### Instructions for the task
Identify the lines that contain the word "escaneado" and copy each one.

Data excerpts
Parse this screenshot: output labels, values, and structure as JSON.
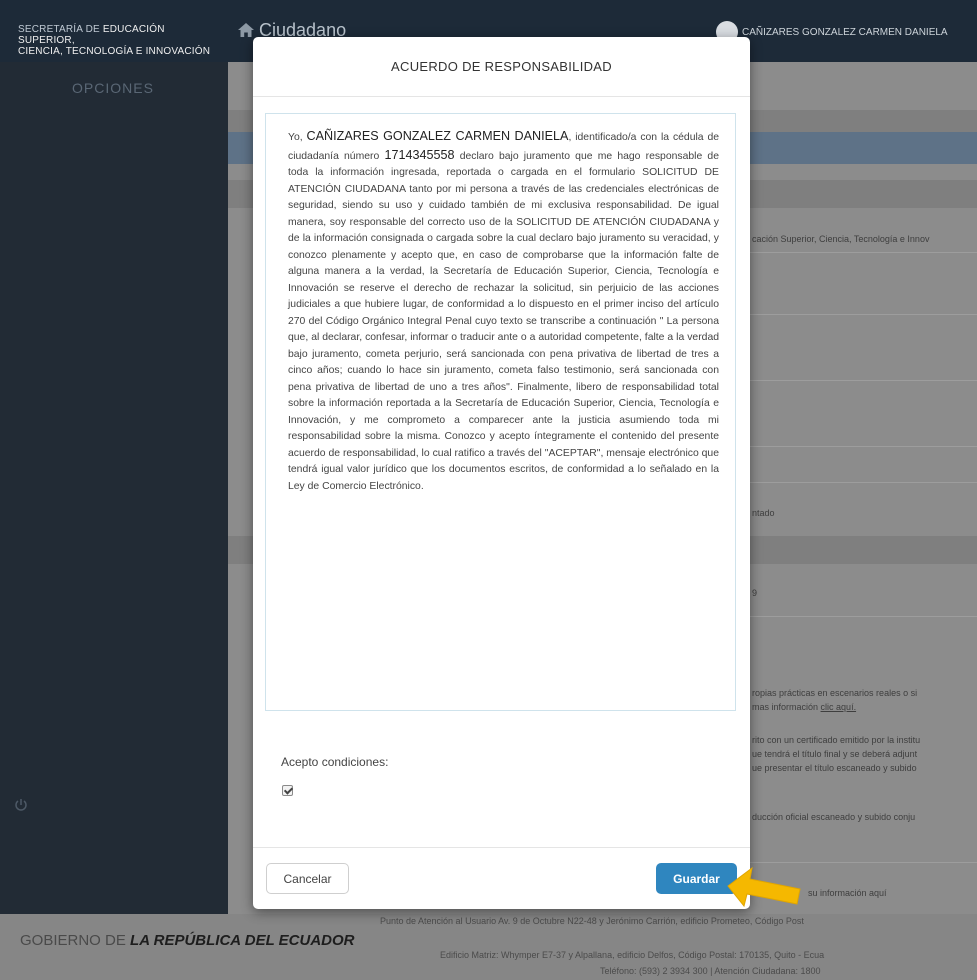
{
  "header": {
    "brand_prefix": "SECRETARÍA DE",
    "brand_line1": "EDUCACIÓN SUPERIOR,",
    "brand_line2": "CIENCIA, TECNOLOGÍA E INNOVACIÓN",
    "app_title": "Ciudadano",
    "user_name": "CAÑIZARES GONZALEZ CARMEN DANIELA"
  },
  "sidebar": {
    "title": "OPCIONES"
  },
  "background_snippets": {
    "institution": "cación Superior, Ciencia, Tecnología e Innov",
    "status": "ntado",
    "digit": "9",
    "info_line1": "ropias prácticas en escenarios reales o si",
    "info_line2": "mas información",
    "info_link": "clic aquí.",
    "cert_line1": "rito con un certificado emitido por la institu",
    "cert_line2": "ue tendrá el título final y se deberá adjunt",
    "cert_line3": "ue presentar el título escaneado y subido",
    "scan_line": "ducción oficial escaneado y subido conju",
    "more_info": "su información aquí",
    "footer_line1": "Punto de Atención al Usuario Av. 9 de Octubre N22-48 y Jerónimo Carrión, edificio Prometeo, Código Post",
    "footer_line2": "Edificio Matriz: Whymper E7-37 y Alpallana, edificio Delfos, Código Postal: 170135, Quito - Ecua",
    "footer_line3": "Teléfono: (593) 2 3934 300 | Atención Ciudadana: 1800"
  },
  "footer": {
    "gov_prefix": "GOBIERNO DE",
    "gov_name": "LA REPÚBLICA DEL ECUADOR"
  },
  "modal": {
    "title": "ACUERDO DE RESPONSABILIDAD",
    "text_start": "Yo,",
    "name": "CAÑIZARES GONZALEZ CARMEN DANIELA",
    "text_id": ", identificado/a con la cédula de ciudadanía número",
    "id_number": "1714345558",
    "text_body": "declaro bajo juramento que me hago responsable de toda la información ingresada, reportada o cargada en el formulario SOLICITUD DE ATENCIÓN CIUDADANA tanto por mi persona a través de las credenciales electrónicas de seguridad, siendo su uso y cuidado también de mi exclusiva responsabilidad. De igual manera, soy responsable del correcto uso de la SOLICITUD DE ATENCIÓN CIUDADANA y de la información consignada o cargada sobre la cual declaro bajo juramento su veracidad, y conozco plenamente y acepto que, en caso de comprobarse que la información falte de alguna manera a la verdad, la Secretaría de Educación Superior, Ciencia, Tecnología e Innovación se reserve el derecho de rechazar la solicitud, sin perjuicio de las acciones judiciales a que hubiere lugar, de conformidad a lo dispuesto en el primer inciso del artículo 270 del Código Orgánico Integral Penal cuyo texto se transcribe a continuación \" La persona que, al declarar, confesar, informar o traducir ante o a autoridad competente, falte a la verdad bajo juramento, cometa perjurio, será sancionada con pena privativa de libertad de tres a cinco años; cuando lo hace sin juramento, cometa falso testimonio, será sancionada con pena privativa de libertad de uno a tres años\". Finalmente, libero de responsabilidad total sobre la información reportada a la Secretaría de Educación Superior, Ciencia, Tecnología e Innovación, y me comprometo a comparecer ante la justicia asumiendo toda mi responsabilidad sobre la misma. Conozco y acepto íntegramente el contenido del presente acuerdo de responsabilidad, lo cual ratifico a través del \"ACEPTAR\", mensaje electrónico que tendrá igual valor jurídico que los documentos escritos, de conformidad a lo señalado en la Ley de Comercio Electrónico.",
    "accept_label": "Acepto condiciones:",
    "cancel_label": "Cancelar",
    "save_label": "Guardar"
  },
  "colors": {
    "topbar": "#1d2a38",
    "sidebar": "#222b35",
    "primary_button": "#2f86bf",
    "arrow": "#f5b800"
  }
}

### Solution
    "cert_line3": "ue presentar el título escaneado y subido",
    "scan_line": "ducción oficial escaneado y subido conju",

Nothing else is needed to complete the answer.